**Required work:**
Make an exact copy of the data below, leaving out every picture.

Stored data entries
________________________

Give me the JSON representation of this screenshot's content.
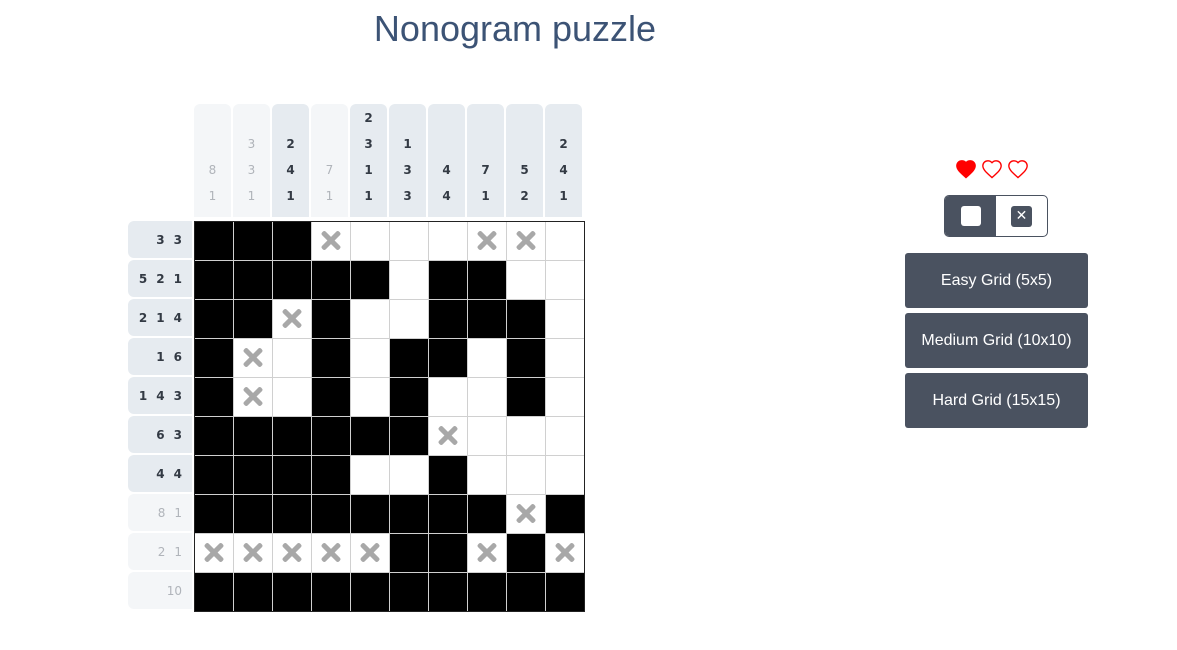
{
  "title": "Nonogram puzzle",
  "column_clues": [
    {
      "numbers": [
        "8",
        "1"
      ],
      "done": true
    },
    {
      "numbers": [
        "3",
        "3",
        "1"
      ],
      "done": true
    },
    {
      "numbers": [
        "2",
        "4",
        "1"
      ],
      "done": false
    },
    {
      "numbers": [
        "7",
        "1"
      ],
      "done": true
    },
    {
      "numbers": [
        "2",
        "3",
        "1",
        "1"
      ],
      "done": false
    },
    {
      "numbers": [
        "1",
        "3",
        "3"
      ],
      "done": false
    },
    {
      "numbers": [
        "4",
        "4"
      ],
      "done": false
    },
    {
      "numbers": [
        "7",
        "1"
      ],
      "done": false
    },
    {
      "numbers": [
        "5",
        "2"
      ],
      "done": false
    },
    {
      "numbers": [
        "2",
        "4",
        "1"
      ],
      "done": false
    }
  ],
  "row_clues": [
    {
      "numbers": [
        "3",
        "3"
      ],
      "done": false
    },
    {
      "numbers": [
        "5",
        "2",
        "1"
      ],
      "done": false
    },
    {
      "numbers": [
        "2",
        "1",
        "4"
      ],
      "done": false
    },
    {
      "numbers": [
        "1",
        "6"
      ],
      "done": false
    },
    {
      "numbers": [
        "1",
        "4",
        "3"
      ],
      "done": false
    },
    {
      "numbers": [
        "6",
        "3"
      ],
      "done": false
    },
    {
      "numbers": [
        "4",
        "4"
      ],
      "done": false
    },
    {
      "numbers": [
        "8",
        "1"
      ],
      "done": true
    },
    {
      "numbers": [
        "2",
        "1"
      ],
      "done": true
    },
    {
      "numbers": [
        "10"
      ],
      "done": true
    }
  ],
  "grid": [
    "FFFX...XX.",
    "FFFFF.FF..",
    "FFXF..FFF.",
    "FX.F.FF.F.",
    "FX.F.F..F.",
    "FFFFFFX...",
    "FFFF..F...",
    "FFFFFFFFXF",
    "XXXXXFFXFX",
    "FFFFFFFFFF"
  ],
  "lives": {
    "total": 3,
    "remaining": 1,
    "color": "#ff0000"
  },
  "mode": {
    "selected": "fill",
    "fill_icon": "fill-square-icon",
    "cross_icon": "cross-icon",
    "cross_glyph": "✕"
  },
  "buttons": {
    "easy": "Easy Grid (5x5)",
    "medium": "Medium Grid (10x10)",
    "hard": "Hard Grid (15x15)"
  }
}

________________________

**Expected answer:**
Give me the JSON representation of this screenshot's content.
{
  "title": "Nonogram puzzle",
  "column_clues": [
    {
      "numbers": [
        "8",
        "1"
      ],
      "done": true
    },
    {
      "numbers": [
        "3",
        "3",
        "1"
      ],
      "done": true
    },
    {
      "numbers": [
        "2",
        "4",
        "1"
      ],
      "done": false
    },
    {
      "numbers": [
        "7",
        "1"
      ],
      "done": true
    },
    {
      "numbers": [
        "2",
        "3",
        "1",
        "1"
      ],
      "done": false
    },
    {
      "numbers": [
        "1",
        "3",
        "3"
      ],
      "done": false
    },
    {
      "numbers": [
        "4",
        "4"
      ],
      "done": false
    },
    {
      "numbers": [
        "7",
        "1"
      ],
      "done": false
    },
    {
      "numbers": [
        "5",
        "2"
      ],
      "done": false
    },
    {
      "numbers": [
        "2",
        "4",
        "1"
      ],
      "done": false
    }
  ],
  "row_clues": [
    {
      "numbers": [
        "3",
        "3"
      ],
      "done": false
    },
    {
      "numbers": [
        "5",
        "2",
        "1"
      ],
      "done": false
    },
    {
      "numbers": [
        "2",
        "1",
        "4"
      ],
      "done": false
    },
    {
      "numbers": [
        "1",
        "6"
      ],
      "done": false
    },
    {
      "numbers": [
        "1",
        "4",
        "3"
      ],
      "done": false
    },
    {
      "numbers": [
        "6",
        "3"
      ],
      "done": false
    },
    {
      "numbers": [
        "4",
        "4"
      ],
      "done": false
    },
    {
      "numbers": [
        "8",
        "1"
      ],
      "done": true
    },
    {
      "numbers": [
        "2",
        "1"
      ],
      "done": true
    },
    {
      "numbers": [
        "10"
      ],
      "done": true
    }
  ],
  "grid": [
    "FFFX...XX.",
    "FFFFF.FF..",
    "FFXF..FFF.",
    "FX.F.FF.F.",
    "FX.F.F..F.",
    "FFFFFFX...",
    "FFFF..F...",
    "FFFFFFFFXF",
    "XXXXXFFXFX",
    "FFFFFFFFFF"
  ],
  "lives": {
    "total": 3,
    "remaining": 1,
    "color": "#ff0000"
  },
  "mode": {
    "selected": "fill",
    "fill_icon": "fill-square-icon",
    "cross_icon": "cross-icon",
    "cross_glyph": "✕"
  },
  "buttons": {
    "easy": "Easy Grid (5x5)",
    "medium": "Medium Grid (10x10)",
    "hard": "Hard Grid (15x15)"
  }
}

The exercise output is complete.